> Reading text:
--------------------------------

The problem is that business model, while innovative, now needs to change. Insitu makes its money not by selling drones to the military but by selling pixels: In most cases, its ScanEagle drones remain Insitu property operated by Insitu personnel, and what the Pentagon is paying for is reconnaissance imagery under a service contract.

The service model worked well for a decade because the Pentagon had much more money available than it had personnel or time. Buying contractor services bypassed the traditional, laborious process of acquiring a system, fielding it, and training military personnel to use and maintain it. The service model even let Insitu rapidly update the drones whenever it saw fit without going through the normal acquisition system.

The acquisition system is there for a reason, however, despite its dysfunctions. As budgets tighten and the pace of operations slows, the military wants to prune its hodgepodge of hastily acquired robots, standardize what remains, and replace contractors with regular military personnel.

Insitu is in better shape than many tech firms that have boomed since 9/11, both because it has Boeing to back it and because the military is already buying a version of its larger Integrator drone through the regular acquisition process, designating it as the RQ-21A. The company estimates that the RQ-21A program will be worth $500 million over 10 years. Nevertheless, while Insitu will build and help sustain the drones, it doesn’t take a degree in accounting to guess that being paid to make and sustain something brings in a lot less revenue than making it, sustaining it, and operating it.

--------------------------------

> Provided records:

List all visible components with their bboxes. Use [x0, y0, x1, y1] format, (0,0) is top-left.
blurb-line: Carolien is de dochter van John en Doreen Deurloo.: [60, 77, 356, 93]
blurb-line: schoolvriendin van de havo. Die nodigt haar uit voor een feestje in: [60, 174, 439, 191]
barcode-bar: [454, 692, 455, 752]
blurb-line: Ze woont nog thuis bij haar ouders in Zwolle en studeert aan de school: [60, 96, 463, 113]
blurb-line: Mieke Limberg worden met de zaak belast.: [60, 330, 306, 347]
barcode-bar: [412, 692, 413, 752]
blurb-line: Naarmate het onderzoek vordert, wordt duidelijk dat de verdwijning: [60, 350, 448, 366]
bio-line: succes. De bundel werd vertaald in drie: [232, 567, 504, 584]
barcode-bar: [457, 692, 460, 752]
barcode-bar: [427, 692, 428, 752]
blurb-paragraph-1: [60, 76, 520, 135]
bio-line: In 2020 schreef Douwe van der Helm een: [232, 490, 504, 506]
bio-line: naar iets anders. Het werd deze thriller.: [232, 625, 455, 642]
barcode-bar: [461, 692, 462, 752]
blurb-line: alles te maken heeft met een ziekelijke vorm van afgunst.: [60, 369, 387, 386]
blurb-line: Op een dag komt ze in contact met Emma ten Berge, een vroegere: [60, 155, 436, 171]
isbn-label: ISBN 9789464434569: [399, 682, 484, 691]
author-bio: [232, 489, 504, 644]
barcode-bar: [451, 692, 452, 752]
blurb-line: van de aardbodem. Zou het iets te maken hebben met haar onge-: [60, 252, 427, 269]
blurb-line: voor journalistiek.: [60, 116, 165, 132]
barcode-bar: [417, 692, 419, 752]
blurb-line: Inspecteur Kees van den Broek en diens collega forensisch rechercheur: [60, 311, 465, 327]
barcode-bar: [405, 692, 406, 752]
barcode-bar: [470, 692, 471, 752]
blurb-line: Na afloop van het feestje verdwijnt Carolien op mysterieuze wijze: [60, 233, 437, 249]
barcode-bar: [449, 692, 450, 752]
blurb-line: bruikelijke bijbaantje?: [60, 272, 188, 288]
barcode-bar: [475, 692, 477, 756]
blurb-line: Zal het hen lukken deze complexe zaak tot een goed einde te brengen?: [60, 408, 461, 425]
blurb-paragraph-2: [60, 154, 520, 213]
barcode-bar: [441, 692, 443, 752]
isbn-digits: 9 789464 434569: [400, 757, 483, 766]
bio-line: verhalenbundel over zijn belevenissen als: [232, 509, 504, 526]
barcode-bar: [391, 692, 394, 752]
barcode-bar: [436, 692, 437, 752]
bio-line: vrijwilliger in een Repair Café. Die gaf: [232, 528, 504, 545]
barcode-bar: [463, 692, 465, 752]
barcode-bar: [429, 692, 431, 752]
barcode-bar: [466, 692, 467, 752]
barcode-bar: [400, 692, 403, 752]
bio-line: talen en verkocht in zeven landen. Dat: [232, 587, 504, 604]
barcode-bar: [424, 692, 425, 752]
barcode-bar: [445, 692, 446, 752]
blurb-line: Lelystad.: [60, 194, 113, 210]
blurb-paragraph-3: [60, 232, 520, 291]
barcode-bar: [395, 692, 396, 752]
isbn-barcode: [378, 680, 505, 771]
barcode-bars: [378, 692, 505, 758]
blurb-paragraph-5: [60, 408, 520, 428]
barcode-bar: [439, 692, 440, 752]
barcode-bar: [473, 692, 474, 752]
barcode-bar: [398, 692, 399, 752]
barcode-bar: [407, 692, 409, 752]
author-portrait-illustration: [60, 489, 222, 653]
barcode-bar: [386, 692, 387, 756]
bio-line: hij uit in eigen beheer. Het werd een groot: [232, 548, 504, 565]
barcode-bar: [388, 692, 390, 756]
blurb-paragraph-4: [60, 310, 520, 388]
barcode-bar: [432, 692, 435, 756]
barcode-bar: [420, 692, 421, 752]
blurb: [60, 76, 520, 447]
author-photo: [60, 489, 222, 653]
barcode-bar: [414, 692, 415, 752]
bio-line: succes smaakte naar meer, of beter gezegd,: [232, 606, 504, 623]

--------------------------------

Carry on the article about Insitu's drone business, starting right after its final sentence. The data isn't needed and can be set aside.

Insitu declined to provide any revenue figures, but a spokesperson told Breaking Defense that “we have been able to sustain our service base while continuing to grow our acquisition customer base. This has offset fluctuation in the service market.” Looking forward, “we see a strong and growing demand,” the company said, and “we continue to work international and civil/commercial opportunities to expand.”

But selling drones to civilian agencies, the private sector, and foreign countries won’t make up for shrinking Pentagon budgets any time soon, despite the hopes of many UAV makers, because of unresolved problems with export control and airspace management.

Under export law, “all our products are considered weapon systems,” said Donald Shinnamon, an Insitu business developer. That means all foreign sales are tightly restricted under ITAR, the International Traffic in Arms Regulations. Oil companies interested in operating ScanEagle off their ships in the Arctic have been told that not a single non-US citizen may be aboard. Insitu is working to get a commercial version of ScanEagle classified as a commodity rather than a weapon, Shinnamon said, but when reporters pressed he didn’t offer any specifics of how the company was doing that.

Internationally, Insitu does have the advantage over other drone-makers that it’s been working with Australian government agencies since the nineties. “In Australia, we’ve done mammal monitoring [for environmental agencies], seals and walruses and I think some whales,” Guthrie said. Overall, he said, “we are making real good progress in Australia with civil authority there in doing flight operations in Australian airspace — actually going faster than with the FAA in US national airspace.”

“All of us in the industry had hoped or maybe even expected that the regulatory environment would have advanced quicker than it has,” Guthrie went on. “That is still the limiting factor [on] civil and commercial business.” The Federal Aviation Administration is hastening to fulfill a congressional mandate to “integrate” unmanned aircraft into civilian airspace by 2015, and Insitu is working with the FAA on an experimental drone flight zone off the North Shore of Alaska. But the FAA has plenty of obstacles to overcome in time.

In the meantime, Insitu and drone-makers like it remain dependent on their military customers. “For all intents and purposes, there is no commercial market at the moment,” said Shinnamon. “It’s all conjecture.”

(Full disclosure: Boeing and Insitu paid for Sydney’s travel, accommodations, meals, and gave him a heavy block of Lucite bearing the Insitu logo, presumably intended as a paperweight).